TASK GOAL:
Identify and copy all lines of the material where the string "Display" is found.

TASK DATA:
::::::::::

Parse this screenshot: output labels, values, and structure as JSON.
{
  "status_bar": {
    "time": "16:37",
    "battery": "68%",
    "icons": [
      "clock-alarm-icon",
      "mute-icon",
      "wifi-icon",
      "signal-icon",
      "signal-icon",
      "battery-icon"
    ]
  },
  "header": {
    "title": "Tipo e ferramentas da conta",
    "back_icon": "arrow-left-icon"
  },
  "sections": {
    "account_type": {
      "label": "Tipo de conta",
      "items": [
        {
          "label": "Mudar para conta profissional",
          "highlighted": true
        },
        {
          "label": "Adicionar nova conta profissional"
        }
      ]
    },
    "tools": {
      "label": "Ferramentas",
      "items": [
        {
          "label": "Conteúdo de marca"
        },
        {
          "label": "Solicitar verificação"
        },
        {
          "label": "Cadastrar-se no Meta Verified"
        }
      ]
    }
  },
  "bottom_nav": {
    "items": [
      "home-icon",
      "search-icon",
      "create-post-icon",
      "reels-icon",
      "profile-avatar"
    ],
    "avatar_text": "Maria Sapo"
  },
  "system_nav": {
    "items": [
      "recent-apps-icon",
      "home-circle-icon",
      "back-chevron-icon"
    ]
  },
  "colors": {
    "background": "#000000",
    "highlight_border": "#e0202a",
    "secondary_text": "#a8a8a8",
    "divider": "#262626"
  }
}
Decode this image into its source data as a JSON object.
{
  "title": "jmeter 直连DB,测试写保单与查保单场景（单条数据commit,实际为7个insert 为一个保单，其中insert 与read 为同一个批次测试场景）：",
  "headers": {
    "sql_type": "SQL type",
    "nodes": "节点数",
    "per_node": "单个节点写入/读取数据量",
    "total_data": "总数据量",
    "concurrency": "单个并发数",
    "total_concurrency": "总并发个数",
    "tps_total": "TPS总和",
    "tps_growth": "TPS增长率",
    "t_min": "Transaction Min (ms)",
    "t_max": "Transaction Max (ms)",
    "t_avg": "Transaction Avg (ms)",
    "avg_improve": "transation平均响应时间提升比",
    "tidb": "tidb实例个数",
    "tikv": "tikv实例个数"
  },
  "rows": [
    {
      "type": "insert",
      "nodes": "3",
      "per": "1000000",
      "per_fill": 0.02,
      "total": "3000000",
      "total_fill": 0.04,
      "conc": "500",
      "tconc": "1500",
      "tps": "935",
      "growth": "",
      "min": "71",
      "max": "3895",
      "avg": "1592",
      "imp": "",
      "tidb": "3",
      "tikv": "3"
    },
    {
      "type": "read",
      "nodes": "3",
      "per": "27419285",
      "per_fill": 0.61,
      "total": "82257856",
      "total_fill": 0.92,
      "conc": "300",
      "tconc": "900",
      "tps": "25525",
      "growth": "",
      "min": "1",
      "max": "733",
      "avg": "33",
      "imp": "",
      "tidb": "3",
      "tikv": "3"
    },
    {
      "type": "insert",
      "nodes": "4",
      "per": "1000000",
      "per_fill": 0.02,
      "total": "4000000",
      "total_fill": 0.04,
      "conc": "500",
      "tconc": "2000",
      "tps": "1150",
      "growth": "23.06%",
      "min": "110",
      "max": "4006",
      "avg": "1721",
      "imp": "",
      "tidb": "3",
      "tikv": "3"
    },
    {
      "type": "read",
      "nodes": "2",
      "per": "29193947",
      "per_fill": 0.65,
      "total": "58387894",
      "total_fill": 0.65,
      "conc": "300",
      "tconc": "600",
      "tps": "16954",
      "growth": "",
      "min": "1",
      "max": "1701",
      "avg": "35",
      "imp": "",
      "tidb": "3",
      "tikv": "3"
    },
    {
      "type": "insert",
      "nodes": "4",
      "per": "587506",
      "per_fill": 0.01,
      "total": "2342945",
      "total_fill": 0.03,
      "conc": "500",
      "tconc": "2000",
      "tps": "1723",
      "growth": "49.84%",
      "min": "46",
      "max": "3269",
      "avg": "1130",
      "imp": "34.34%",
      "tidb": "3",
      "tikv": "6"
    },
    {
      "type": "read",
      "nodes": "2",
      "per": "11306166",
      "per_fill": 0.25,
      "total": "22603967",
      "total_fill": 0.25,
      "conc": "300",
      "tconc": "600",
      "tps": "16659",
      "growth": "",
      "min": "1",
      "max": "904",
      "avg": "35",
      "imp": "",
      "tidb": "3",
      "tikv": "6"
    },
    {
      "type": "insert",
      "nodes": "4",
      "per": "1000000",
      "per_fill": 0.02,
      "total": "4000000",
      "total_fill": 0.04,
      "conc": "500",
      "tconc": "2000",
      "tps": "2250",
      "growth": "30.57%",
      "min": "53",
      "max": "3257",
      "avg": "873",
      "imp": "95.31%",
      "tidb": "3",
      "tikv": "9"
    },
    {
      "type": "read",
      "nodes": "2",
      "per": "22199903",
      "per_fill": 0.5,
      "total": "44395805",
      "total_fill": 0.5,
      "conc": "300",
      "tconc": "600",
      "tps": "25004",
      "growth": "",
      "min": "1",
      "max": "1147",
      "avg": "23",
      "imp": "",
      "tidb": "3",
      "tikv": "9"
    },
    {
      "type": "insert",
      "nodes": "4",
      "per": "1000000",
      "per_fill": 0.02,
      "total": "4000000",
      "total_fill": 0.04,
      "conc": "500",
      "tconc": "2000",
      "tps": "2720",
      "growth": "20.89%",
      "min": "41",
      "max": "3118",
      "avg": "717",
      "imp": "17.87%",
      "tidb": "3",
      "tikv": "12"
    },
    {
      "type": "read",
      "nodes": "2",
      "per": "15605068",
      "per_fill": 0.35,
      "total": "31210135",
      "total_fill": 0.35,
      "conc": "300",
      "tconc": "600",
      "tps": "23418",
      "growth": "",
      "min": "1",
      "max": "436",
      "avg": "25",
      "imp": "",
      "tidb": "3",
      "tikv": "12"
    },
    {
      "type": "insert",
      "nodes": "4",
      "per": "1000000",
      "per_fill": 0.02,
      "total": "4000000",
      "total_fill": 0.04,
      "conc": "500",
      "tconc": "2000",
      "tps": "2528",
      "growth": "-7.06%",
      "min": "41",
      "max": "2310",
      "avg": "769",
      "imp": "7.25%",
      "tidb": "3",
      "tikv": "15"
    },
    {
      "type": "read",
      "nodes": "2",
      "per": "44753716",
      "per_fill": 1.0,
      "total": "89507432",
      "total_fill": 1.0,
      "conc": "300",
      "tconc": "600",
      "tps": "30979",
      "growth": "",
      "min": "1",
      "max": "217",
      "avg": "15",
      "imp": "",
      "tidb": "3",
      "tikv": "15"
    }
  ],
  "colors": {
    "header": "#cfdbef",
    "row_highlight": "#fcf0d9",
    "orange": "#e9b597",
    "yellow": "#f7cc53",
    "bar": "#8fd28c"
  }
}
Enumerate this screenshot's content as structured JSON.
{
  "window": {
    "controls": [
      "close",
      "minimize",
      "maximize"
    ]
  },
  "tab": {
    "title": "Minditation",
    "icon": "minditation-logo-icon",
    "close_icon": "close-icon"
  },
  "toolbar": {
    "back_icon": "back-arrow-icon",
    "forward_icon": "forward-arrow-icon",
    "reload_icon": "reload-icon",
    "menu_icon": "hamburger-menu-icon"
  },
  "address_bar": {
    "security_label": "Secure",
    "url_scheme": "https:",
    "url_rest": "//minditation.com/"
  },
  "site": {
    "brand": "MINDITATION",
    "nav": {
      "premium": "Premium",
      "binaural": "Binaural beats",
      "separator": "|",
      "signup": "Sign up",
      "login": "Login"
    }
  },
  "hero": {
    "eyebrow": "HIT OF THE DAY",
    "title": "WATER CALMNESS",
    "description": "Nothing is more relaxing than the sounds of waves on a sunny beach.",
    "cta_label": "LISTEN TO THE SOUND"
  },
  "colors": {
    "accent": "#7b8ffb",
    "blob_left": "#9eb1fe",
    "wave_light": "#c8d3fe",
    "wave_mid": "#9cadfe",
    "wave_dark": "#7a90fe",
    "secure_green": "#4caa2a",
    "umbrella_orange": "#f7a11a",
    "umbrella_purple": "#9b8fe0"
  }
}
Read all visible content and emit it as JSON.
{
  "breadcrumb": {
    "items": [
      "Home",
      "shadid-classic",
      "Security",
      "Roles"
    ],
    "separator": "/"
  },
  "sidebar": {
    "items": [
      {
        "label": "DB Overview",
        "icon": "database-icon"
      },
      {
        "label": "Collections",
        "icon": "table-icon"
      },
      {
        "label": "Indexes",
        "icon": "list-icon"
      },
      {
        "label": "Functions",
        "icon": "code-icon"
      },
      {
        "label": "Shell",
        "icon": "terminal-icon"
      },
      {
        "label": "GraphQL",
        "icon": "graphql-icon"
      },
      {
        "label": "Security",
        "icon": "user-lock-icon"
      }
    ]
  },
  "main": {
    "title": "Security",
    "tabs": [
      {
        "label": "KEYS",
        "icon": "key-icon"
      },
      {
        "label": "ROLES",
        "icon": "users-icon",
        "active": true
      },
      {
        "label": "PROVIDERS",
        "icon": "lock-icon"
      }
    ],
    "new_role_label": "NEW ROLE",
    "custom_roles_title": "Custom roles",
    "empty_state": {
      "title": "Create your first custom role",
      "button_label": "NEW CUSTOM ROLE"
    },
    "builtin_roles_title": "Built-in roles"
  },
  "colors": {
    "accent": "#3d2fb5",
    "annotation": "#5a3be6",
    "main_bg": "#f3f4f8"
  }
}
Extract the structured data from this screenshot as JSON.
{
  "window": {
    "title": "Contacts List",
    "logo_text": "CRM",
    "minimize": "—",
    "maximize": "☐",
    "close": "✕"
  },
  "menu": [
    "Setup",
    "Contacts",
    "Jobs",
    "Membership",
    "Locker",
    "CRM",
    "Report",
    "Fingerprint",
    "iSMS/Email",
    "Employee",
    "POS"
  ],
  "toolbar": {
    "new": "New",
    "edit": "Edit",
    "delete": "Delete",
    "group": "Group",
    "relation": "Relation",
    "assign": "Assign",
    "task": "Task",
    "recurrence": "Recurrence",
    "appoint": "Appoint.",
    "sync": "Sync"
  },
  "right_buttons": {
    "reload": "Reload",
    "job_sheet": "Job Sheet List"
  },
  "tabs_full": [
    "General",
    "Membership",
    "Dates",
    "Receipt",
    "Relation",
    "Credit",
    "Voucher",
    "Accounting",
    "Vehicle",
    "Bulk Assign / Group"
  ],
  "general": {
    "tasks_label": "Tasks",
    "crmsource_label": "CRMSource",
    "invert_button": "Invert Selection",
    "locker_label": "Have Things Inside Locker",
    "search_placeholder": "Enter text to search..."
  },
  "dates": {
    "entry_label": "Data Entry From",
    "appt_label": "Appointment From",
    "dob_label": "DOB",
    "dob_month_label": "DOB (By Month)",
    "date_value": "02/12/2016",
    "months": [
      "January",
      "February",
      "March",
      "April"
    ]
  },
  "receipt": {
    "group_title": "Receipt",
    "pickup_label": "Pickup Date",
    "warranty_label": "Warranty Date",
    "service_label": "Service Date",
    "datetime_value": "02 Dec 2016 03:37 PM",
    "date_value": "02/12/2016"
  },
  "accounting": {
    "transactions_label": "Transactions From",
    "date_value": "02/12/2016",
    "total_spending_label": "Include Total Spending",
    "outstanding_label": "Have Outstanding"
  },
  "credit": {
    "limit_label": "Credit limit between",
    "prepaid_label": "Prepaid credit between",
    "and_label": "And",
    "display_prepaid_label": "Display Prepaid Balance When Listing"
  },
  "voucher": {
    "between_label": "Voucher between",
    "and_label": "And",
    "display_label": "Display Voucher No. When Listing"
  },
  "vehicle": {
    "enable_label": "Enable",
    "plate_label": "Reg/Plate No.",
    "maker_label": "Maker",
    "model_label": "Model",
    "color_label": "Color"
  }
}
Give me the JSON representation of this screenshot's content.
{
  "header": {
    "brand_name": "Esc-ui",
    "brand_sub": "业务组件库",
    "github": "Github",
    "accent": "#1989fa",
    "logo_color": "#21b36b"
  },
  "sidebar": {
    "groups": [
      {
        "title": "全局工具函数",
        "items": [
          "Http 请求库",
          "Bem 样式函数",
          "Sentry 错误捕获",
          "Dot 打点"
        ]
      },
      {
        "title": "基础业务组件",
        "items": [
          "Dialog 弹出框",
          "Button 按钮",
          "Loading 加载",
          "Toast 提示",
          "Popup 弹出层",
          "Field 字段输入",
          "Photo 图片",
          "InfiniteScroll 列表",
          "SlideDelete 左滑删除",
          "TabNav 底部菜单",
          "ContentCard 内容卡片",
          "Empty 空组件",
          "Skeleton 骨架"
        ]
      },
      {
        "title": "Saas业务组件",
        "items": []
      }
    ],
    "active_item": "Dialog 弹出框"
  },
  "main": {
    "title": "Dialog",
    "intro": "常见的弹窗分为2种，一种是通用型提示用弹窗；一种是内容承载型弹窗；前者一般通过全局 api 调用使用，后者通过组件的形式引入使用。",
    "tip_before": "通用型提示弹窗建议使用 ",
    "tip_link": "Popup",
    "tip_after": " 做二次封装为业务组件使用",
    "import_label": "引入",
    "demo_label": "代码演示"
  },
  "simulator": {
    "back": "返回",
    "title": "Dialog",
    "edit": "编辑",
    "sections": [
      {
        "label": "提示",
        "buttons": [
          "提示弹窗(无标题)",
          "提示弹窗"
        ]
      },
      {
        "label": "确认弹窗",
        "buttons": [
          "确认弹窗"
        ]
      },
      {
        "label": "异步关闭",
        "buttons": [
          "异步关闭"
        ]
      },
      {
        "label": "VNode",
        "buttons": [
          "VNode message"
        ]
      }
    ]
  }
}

::::::::::

EXERCISE RESPONSE:
    "display_prepaid_label": "Display Prepaid Balance When Listing"
    "display_label": "Display Voucher No. When Listing"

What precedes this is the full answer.